> [Aim] Copy every line of the records below that holds the word "August".

===== Given information =====

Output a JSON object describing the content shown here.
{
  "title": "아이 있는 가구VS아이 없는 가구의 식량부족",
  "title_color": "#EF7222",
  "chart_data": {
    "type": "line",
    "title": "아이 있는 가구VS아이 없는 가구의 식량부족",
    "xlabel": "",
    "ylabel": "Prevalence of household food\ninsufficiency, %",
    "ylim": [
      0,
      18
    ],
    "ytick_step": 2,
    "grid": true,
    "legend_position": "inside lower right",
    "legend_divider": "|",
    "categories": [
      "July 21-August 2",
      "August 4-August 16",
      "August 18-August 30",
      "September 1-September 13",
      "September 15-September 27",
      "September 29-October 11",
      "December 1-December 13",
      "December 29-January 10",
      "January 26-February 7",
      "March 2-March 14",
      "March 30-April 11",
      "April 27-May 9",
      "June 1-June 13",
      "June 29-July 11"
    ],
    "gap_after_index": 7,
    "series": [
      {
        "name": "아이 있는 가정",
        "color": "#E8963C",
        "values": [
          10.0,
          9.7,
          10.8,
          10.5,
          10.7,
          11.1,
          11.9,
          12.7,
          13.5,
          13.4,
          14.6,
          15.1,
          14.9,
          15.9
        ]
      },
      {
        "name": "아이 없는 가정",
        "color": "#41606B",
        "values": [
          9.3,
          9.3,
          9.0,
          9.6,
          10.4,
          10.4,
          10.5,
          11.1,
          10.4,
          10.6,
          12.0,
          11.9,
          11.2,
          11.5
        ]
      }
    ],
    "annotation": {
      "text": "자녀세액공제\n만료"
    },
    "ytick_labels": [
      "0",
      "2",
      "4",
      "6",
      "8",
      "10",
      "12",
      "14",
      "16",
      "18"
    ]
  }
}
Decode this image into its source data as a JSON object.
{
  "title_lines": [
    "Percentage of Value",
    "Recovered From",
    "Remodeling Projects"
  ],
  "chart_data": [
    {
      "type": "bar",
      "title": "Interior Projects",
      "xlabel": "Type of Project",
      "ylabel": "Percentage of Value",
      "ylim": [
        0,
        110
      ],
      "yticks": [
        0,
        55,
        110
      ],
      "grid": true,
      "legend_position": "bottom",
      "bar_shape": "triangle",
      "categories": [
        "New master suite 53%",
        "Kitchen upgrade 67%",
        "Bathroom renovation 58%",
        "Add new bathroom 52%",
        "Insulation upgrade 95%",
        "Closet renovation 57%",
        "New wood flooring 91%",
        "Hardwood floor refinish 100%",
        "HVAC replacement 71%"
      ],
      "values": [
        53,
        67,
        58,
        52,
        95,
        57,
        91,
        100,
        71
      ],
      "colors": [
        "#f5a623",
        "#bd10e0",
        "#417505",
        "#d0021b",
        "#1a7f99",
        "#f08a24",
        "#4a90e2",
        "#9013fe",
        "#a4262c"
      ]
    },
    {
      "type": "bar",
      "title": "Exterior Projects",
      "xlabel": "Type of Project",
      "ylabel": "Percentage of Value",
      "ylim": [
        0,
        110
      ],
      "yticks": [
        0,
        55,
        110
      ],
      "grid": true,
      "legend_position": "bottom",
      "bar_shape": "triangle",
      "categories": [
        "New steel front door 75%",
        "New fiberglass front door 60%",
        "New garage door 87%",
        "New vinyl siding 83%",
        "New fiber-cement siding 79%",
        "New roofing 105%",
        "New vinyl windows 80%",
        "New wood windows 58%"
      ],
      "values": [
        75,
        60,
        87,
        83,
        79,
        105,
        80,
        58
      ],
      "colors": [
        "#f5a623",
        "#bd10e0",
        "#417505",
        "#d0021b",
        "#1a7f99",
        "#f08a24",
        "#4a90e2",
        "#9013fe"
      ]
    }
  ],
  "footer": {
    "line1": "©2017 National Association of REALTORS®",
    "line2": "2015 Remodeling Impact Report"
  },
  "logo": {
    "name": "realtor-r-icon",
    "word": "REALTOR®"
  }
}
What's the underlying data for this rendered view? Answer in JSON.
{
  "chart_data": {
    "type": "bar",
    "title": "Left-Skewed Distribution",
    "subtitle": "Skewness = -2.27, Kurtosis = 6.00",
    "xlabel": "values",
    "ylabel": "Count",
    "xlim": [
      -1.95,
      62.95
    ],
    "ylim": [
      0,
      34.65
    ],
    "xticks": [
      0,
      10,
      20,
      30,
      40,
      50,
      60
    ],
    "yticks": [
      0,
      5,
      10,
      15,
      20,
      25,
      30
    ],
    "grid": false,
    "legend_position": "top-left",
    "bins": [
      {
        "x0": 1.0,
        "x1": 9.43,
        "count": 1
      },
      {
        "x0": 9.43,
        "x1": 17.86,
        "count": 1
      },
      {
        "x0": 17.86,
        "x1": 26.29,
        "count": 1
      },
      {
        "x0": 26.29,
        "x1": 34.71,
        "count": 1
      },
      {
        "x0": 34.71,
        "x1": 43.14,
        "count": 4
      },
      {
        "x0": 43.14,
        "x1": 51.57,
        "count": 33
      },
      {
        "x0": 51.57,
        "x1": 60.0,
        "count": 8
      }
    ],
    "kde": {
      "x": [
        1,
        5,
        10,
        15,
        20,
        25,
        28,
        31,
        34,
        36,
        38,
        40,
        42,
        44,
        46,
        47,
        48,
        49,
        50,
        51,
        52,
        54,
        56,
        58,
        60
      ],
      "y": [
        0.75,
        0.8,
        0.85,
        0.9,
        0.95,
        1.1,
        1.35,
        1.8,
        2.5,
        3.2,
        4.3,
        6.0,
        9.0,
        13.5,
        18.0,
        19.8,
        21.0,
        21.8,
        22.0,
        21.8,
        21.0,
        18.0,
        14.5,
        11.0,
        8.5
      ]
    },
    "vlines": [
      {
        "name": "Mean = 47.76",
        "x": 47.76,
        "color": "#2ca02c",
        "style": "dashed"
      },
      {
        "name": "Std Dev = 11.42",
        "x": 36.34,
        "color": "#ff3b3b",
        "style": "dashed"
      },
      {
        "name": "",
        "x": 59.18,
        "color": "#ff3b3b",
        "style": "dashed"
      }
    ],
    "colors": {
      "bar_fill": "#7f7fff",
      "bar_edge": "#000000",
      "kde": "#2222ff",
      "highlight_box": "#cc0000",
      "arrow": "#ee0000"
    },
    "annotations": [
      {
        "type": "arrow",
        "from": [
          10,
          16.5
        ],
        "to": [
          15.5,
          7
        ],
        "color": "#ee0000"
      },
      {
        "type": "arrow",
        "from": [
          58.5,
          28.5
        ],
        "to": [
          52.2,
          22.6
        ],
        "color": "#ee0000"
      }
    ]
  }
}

=====

> [Result for this task]
      "July 21-August 2",
      "August 4-August 16",
      "August 18-August 30",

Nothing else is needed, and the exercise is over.